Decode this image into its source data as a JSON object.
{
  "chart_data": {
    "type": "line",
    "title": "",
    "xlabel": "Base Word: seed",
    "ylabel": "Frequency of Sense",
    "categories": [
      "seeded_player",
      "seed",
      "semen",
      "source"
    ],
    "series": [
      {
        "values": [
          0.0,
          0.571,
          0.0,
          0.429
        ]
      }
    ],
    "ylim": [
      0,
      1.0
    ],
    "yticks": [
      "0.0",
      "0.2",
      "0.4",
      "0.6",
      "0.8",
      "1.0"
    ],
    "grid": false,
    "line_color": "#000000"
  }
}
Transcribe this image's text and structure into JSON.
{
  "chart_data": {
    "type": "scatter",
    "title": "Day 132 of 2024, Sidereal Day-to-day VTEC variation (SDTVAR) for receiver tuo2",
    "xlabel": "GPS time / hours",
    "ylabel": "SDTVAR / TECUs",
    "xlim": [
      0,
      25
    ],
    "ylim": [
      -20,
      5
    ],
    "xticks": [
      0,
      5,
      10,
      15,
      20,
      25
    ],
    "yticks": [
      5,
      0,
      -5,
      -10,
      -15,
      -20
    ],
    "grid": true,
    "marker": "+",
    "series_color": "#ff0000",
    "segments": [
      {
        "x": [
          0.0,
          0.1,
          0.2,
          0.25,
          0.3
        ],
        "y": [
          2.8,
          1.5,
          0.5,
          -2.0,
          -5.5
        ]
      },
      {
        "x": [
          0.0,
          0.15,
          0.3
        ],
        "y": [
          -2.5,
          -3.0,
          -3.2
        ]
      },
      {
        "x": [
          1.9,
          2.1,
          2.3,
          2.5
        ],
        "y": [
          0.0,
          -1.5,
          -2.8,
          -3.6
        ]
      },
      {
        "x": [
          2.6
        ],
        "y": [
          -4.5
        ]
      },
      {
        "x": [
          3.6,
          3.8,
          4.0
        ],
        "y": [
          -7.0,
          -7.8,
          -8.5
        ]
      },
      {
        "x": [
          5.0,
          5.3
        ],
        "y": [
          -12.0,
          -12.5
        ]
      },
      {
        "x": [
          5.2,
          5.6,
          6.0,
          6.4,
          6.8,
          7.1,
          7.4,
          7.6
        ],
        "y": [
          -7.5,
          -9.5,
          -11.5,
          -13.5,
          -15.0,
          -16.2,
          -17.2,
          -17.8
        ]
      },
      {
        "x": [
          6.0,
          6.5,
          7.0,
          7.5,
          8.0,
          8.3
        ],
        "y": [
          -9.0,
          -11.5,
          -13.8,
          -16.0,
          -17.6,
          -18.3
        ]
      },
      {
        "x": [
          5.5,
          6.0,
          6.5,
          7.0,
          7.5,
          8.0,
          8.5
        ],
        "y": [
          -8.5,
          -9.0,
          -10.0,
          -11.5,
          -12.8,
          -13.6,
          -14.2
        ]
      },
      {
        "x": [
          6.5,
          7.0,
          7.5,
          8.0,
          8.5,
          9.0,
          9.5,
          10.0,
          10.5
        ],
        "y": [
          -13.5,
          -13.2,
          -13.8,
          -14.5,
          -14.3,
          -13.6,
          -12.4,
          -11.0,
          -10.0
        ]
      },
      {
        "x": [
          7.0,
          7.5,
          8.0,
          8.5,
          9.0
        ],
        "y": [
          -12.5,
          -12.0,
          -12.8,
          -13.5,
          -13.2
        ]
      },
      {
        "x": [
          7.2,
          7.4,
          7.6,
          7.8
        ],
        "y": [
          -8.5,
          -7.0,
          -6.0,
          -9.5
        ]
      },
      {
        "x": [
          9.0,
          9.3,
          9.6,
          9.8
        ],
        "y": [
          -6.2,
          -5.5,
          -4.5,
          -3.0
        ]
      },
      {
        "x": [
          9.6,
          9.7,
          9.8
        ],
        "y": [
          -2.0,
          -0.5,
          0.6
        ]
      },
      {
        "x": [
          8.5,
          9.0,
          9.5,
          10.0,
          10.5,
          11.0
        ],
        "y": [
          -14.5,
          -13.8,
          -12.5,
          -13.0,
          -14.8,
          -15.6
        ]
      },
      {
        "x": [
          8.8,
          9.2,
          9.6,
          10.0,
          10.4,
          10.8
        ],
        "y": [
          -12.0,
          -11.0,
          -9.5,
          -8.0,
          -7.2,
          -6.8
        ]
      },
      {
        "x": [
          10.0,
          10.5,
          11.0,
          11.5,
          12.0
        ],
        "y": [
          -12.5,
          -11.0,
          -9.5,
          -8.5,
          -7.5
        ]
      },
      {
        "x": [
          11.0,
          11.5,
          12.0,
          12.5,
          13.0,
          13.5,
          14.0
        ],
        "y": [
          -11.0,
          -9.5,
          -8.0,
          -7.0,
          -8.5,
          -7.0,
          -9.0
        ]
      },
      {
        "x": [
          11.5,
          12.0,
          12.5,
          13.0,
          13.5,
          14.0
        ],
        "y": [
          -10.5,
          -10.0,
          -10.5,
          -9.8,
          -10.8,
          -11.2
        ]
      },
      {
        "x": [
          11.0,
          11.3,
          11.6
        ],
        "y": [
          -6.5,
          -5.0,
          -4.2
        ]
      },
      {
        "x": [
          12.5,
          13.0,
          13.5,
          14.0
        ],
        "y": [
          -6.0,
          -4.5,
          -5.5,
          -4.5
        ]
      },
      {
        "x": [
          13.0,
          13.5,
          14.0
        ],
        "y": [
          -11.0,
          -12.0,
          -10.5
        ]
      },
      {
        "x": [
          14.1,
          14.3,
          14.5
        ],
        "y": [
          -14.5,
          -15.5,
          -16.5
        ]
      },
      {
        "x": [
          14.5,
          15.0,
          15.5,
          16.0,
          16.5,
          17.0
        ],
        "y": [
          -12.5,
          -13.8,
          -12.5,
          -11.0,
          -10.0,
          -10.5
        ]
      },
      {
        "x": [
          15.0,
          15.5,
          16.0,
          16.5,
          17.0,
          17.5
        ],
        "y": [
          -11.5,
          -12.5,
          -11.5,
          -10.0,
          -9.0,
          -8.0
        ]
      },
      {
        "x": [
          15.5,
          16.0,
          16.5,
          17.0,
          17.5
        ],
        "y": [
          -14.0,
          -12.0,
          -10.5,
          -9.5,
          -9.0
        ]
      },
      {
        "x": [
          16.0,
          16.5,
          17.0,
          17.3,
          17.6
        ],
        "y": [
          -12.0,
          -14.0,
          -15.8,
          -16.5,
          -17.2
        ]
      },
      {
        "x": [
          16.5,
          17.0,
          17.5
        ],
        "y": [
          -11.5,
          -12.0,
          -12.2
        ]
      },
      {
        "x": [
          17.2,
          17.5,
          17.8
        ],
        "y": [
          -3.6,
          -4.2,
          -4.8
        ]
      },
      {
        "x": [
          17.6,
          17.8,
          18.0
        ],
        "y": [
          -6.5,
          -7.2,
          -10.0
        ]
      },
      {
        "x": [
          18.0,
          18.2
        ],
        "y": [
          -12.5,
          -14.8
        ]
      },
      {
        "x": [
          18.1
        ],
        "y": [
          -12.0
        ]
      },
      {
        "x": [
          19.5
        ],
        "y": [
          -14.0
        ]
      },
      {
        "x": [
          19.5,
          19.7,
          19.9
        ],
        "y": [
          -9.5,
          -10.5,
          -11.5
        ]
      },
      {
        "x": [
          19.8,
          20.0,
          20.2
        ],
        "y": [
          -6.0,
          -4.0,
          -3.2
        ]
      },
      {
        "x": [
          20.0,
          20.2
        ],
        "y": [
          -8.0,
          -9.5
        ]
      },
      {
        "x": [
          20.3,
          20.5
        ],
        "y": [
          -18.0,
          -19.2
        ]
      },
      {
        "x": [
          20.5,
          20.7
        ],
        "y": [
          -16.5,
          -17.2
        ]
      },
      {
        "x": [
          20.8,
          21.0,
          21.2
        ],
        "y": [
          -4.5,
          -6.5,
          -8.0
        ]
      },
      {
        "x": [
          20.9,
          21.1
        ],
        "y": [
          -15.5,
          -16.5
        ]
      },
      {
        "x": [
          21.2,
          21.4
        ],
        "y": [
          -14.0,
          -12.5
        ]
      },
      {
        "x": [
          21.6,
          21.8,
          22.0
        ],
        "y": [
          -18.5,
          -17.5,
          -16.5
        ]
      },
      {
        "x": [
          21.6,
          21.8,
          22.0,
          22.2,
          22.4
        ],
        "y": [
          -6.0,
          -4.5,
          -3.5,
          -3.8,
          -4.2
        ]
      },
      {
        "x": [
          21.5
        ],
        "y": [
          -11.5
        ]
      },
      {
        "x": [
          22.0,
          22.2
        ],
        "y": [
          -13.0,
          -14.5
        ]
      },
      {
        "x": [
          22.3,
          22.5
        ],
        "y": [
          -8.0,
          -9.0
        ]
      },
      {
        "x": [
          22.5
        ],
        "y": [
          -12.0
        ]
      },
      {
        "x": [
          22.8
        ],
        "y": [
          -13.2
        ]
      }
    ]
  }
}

◇ ◇ ◇ ◇

◆ **Stated task**
Out of the material above, gather each line where "title" appears.

◆ **Exercise solution**
    "title": "",
    "title": "Day 132 of 2024, Sidereal Day-to-day VTEC variation (SDTVAR) for receiver tuo2",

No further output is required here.